§ **Dataset excerpts**
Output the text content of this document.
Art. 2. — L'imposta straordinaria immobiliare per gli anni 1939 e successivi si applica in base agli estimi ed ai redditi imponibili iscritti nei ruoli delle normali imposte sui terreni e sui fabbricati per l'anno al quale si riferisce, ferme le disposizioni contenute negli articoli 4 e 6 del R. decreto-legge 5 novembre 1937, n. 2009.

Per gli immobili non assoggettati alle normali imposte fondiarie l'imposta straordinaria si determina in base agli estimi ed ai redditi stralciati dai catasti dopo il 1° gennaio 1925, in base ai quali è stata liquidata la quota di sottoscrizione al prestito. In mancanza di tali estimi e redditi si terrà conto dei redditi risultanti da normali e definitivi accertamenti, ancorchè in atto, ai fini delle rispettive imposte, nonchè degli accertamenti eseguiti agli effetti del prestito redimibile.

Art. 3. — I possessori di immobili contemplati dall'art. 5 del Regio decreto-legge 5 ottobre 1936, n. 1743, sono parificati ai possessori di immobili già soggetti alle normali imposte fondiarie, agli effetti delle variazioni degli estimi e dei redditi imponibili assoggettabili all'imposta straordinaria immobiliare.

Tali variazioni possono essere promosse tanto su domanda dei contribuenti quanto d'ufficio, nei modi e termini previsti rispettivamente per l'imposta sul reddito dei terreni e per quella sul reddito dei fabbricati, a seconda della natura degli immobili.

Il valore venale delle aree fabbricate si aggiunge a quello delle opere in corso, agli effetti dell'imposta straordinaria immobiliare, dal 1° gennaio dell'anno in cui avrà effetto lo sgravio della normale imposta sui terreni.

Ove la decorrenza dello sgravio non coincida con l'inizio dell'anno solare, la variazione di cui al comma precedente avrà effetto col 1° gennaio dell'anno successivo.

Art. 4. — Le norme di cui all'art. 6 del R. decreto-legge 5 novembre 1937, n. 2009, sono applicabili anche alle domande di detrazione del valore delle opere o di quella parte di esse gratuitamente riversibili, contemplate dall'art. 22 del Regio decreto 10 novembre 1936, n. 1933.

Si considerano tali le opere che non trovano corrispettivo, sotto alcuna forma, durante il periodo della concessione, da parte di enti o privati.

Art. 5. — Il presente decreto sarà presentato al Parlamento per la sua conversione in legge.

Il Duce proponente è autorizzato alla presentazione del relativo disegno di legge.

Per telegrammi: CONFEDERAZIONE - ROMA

§ **Exercise requirements**
Report how many lines of the records above contain the word "avrà", giving only the number.

§ **Reply**
2